» **What to work on**: Each line of the material must be returned exactly.

» **Exercise inputs**:
⁂

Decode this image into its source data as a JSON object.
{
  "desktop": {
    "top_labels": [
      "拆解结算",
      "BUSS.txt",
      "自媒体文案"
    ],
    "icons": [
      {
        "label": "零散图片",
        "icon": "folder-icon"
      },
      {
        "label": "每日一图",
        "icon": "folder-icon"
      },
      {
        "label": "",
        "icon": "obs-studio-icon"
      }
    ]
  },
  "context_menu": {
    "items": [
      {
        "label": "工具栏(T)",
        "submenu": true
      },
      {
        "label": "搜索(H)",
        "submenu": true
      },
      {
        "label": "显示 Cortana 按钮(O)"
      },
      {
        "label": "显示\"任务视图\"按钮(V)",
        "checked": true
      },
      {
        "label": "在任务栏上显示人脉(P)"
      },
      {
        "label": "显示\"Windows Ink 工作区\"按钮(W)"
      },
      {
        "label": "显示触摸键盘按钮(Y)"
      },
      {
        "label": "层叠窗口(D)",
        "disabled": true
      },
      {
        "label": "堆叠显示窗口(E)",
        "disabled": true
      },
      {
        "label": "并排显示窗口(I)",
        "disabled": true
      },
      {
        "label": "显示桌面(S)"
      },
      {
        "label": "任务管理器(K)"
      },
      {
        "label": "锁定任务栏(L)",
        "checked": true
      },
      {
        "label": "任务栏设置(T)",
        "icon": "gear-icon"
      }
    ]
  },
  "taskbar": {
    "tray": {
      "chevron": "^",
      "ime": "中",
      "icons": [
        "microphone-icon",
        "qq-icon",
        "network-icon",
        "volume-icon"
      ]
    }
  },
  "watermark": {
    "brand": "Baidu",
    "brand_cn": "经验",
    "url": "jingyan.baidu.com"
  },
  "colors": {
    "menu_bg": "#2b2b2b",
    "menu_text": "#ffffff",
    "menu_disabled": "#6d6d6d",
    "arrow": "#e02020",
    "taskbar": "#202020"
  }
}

⁂

» **Expected answer**:
Decode this image into its source data as a JSON object.
{
  "desktop": {
    "top_labels": [
      "拆解结算",
      "BUSS.txt",
      "自媒体文案"
    ],
    "icons": [
      {
        "label": "零散图片",
        "icon": "folder-icon"
      },
      {
        "label": "每日一图",
        "icon": "folder-icon"
      },
      {
        "label": "",
        "icon": "obs-studio-icon"
      }
    ]
  },
  "context_menu": {
    "items": [
      {
        "label": "工具栏(T)",
        "submenu": true
      },
      {
        "label": "搜索(H)",
        "submenu": true
      },
      {
        "label": "显示 Cortana 按钮(O)"
      },
      {
        "label": "显示\"任务视图\"按钮(V)",
        "checked": true
      },
      {
        "label": "在任务栏上显示人脉(P)"
      },
      {
        "label": "显示\"Windows Ink 工作区\"按钮(W)"
      },
      {
        "label": "显示触摸键盘按钮(Y)"
      },
      {
        "label": "层叠窗口(D)",
        "disabled": true
      },
      {
        "label": "堆叠显示窗口(E)",
        "disabled": true
      },
      {
        "label": "并排显示窗口(I)",
        "disabled": true
      },
      {
        "label": "显示桌面(S)"
      },
      {
        "label": "任务管理器(K)"
      },
      {
        "label": "锁定任务栏(L)",
        "checked": true
      },
      {
        "label": "任务栏设置(T)",
        "icon": "gear-icon"
      }
    ]
  },
  "taskbar": {
    "tray": {
      "chevron": "^",
      "ime": "中",
      "icons": [
        "microphone-icon",
        "qq-icon",
        "network-icon",
        "volume-icon"
      ]
    }
  },
  "watermark": {
    "brand": "Baidu",
    "brand_cn": "经验",
    "url": "jingyan.baidu.com"
  },
  "colors": {
    "menu_bg": "#2b2b2b",
    "menu_text": "#ffffff",
    "menu_disabled": "#6d6d6d",
    "arrow": "#e02020",
    "taskbar": "#202020"
  }
}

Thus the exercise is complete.